Instruction: Check each line for the string "text" and give only the count of lines that have it.

Records for processing:

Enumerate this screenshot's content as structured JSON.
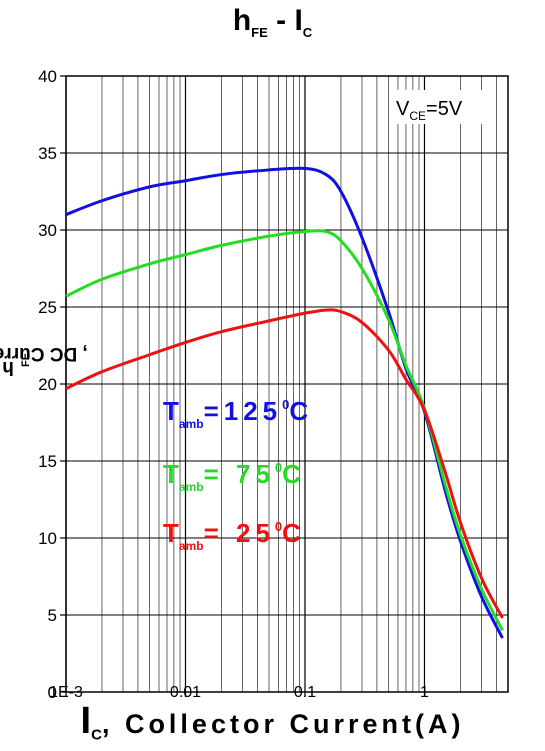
{
  "chart_data": {
    "type": "line",
    "title": {
      "main": "h",
      "sub1": "FE",
      "dash": " - I",
      "sub2": "C"
    },
    "xlabel": {
      "main": "I",
      "sub": "C",
      "text": ", Collector Current(A)"
    },
    "ylabel": {
      "main": "h",
      "sub": "FE",
      "text": ", DC Current Gain"
    },
    "x_scale": "log",
    "xlim": [
      0.001,
      5
    ],
    "ylim": [
      0,
      40
    ],
    "x_tick_labels": [
      "1E-3",
      "0.01",
      "0.1",
      "1"
    ],
    "x_ticks": [
      0.001,
      0.01,
      0.1,
      1
    ],
    "y_ticks": [
      0,
      5,
      10,
      15,
      20,
      25,
      30,
      35,
      40
    ],
    "grid": true,
    "condition": {
      "main": "V",
      "sub": "CE",
      "text": "=5V"
    },
    "series": [
      {
        "name": "T_amb = 125 °C",
        "color": "#1010e0",
        "x": [
          0.001,
          0.002,
          0.005,
          0.01,
          0.02,
          0.05,
          0.1,
          0.15,
          0.2,
          0.3,
          0.5,
          0.7,
          1,
          1.5,
          2,
          3,
          4.5
        ],
        "y": [
          31.0,
          31.9,
          32.8,
          33.2,
          33.6,
          33.9,
          34.0,
          33.6,
          32.5,
          29.5,
          24.7,
          21.0,
          18.2,
          13.0,
          9.8,
          6.2,
          3.5
        ]
      },
      {
        "name": "T_amb = 75 °C",
        "color": "#22dd22",
        "x": [
          0.001,
          0.002,
          0.005,
          0.01,
          0.02,
          0.05,
          0.1,
          0.15,
          0.2,
          0.3,
          0.5,
          0.7,
          1,
          1.5,
          2,
          3,
          4.5
        ],
        "y": [
          25.7,
          26.8,
          27.8,
          28.4,
          29.0,
          29.6,
          29.9,
          29.9,
          29.3,
          27.5,
          24.2,
          21.2,
          18.4,
          13.4,
          10.2,
          6.7,
          4.0
        ]
      },
      {
        "name": "T_amb = 25 °C",
        "color": "#ee1111",
        "x": [
          0.001,
          0.002,
          0.005,
          0.01,
          0.02,
          0.05,
          0.1,
          0.15,
          0.2,
          0.3,
          0.5,
          0.7,
          1,
          1.5,
          2,
          3,
          4.5
        ],
        "y": [
          19.7,
          20.8,
          21.9,
          22.7,
          23.4,
          24.1,
          24.6,
          24.8,
          24.7,
          24.0,
          22.2,
          20.3,
          18.3,
          14.2,
          11.0,
          7.4,
          4.8
        ]
      }
    ],
    "legend": [
      {
        "main": "T",
        "sub": "amb",
        "text": "=125",
        "deg": "0",
        "unit": "C",
        "color": "#1010e0"
      },
      {
        "main": "T",
        "sub": "amb",
        "text": "= 75",
        "deg": "0",
        "unit": "C",
        "color": "#22dd22"
      },
      {
        "main": "T",
        "sub": "amb",
        "text": "= 25",
        "deg": "0",
        "unit": "C",
        "color": "#ee1111"
      }
    ]
  }
}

Finished exercise: 6